Page extract:
%%
This is a new series of blogs to analyse why so many of our partners have lost hope and optimism, because of services and supports that tell you what you can’t do instead of what you can do. Many of our partnerships are with people who feel dependent and helpless because their choice and control is dominated or usurped by the help, services or systems who are there to serve them. Thier dreams of the future get lost as challenges grow, despite receiving all the ‘help’ available to them through publicly funded systems.
This series in the blog will discuss how that occurs based on the experiences of the person served. The health care system and the people who work within it do a lot of great work, especially when it comes to managing physical/medical health issues. The medical system is designed to treat these issues. I have never had a complaint about my health care, it has always been exemplary. But I have watched the maltreatment and mistreatment of my clients for years.
It is the nature of bureaucracies to decide what you need and give it to you based on a limited set of criteria, and an even more limited budget. Publicly funded social services are becoming increasingly focused on cost-effective and time-limited service to reduce dependencies. But there is no cost benefit, when existing services are constrained in their knowledge and ability to support rehabilitation or recovery for cognitive, developmental, chronic mental health challenges, or challenging behaviour. Those issues manifest in a very distinctive way in many people, who don’t fit the ‘norm’. They can’t just be cut-off, or maintained in a sub-standard way, but that is happening.
I want to start by asking the hard questions about who gets the good care and who doesn’t and to analyse from there. I invite readers to send me your comments and stories as the series progresses. I can’t promise to use them all but I sure will try to consider and talk about the topics that you bring up.
%%
Work to complete:
**a)** According to the blog post, what are publicly funded social services increasingly focused on?
**b)** Reproduce, word for word, the passage of the blog post that opens with the words "I want to start" and closes with "you bring up.".

Entries shown:
%%
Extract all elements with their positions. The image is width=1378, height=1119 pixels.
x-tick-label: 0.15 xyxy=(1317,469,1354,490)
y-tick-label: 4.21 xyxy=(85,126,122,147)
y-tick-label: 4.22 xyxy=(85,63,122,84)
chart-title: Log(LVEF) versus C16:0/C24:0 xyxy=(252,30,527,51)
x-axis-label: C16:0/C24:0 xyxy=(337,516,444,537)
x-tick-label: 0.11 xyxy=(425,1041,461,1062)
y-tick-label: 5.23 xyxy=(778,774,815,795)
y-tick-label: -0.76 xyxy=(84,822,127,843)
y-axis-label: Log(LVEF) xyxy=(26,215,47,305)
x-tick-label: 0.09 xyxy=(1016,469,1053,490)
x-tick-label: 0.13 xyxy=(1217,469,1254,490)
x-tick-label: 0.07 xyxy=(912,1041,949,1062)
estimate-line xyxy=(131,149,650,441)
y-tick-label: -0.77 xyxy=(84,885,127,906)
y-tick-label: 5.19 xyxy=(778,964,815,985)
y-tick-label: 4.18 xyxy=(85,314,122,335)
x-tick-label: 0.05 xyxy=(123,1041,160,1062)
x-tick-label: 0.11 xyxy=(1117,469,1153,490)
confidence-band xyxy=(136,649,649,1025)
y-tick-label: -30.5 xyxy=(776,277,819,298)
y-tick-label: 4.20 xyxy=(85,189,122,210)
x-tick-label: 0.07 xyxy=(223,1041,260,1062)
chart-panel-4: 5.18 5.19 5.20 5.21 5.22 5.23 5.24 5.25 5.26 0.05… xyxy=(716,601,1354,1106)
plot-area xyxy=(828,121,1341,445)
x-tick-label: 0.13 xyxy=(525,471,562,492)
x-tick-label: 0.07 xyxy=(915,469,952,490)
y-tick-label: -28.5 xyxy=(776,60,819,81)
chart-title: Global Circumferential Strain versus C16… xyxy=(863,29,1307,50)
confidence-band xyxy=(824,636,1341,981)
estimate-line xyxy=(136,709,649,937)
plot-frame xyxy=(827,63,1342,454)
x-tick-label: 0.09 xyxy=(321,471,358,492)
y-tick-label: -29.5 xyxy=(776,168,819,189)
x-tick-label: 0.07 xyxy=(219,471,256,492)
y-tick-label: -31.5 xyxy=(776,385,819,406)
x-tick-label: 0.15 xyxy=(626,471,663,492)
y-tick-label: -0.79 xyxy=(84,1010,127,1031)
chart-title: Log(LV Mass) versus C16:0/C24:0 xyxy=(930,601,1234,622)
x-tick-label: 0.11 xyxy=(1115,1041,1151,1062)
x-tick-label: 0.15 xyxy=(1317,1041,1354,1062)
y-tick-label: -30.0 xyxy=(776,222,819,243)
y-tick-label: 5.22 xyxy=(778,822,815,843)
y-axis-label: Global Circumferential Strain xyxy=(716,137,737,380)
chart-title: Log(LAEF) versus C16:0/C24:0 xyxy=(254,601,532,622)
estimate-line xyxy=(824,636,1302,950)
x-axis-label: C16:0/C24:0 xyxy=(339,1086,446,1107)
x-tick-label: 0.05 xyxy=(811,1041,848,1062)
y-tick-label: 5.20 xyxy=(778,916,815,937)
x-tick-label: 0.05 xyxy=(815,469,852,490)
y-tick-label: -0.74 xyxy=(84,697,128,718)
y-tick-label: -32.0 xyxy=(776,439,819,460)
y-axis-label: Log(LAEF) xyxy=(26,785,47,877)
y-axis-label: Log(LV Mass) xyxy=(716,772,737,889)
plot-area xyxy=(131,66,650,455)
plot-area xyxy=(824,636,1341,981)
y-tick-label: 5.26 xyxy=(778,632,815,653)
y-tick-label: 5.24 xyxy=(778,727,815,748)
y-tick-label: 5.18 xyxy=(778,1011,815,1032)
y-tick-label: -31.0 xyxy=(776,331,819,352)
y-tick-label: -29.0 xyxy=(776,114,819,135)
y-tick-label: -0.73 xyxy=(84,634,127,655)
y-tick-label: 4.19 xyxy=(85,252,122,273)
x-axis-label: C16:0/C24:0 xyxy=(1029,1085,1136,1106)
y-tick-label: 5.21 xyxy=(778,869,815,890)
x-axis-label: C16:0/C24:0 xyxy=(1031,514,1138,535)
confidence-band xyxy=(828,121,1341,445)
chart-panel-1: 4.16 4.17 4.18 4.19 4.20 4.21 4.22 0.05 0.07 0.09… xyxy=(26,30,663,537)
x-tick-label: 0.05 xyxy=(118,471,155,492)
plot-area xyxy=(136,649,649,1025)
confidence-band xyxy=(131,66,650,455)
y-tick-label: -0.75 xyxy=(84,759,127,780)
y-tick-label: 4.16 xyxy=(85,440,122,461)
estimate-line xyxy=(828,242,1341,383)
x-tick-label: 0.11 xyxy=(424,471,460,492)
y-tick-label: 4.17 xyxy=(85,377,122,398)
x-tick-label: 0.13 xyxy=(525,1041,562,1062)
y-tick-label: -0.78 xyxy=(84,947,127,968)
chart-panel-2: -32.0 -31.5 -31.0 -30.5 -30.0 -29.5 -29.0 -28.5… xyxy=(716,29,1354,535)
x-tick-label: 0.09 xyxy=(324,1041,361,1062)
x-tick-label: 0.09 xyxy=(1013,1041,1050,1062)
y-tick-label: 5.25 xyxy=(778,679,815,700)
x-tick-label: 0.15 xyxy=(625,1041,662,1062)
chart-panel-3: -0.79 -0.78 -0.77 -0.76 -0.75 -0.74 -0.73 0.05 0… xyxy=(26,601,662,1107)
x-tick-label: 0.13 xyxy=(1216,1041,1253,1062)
%%
Results:
**a)** Cost-effective and time-limited service to reduce dependencies.

**b)**
I want to start by asking the hard questions about who gets the good care and who doesn’t and to analyse from there. I invite readers to send me your comments and stories as the series progresses. I can’t promise to use them all but I sure will try to consider and talk about the topics that you bring up.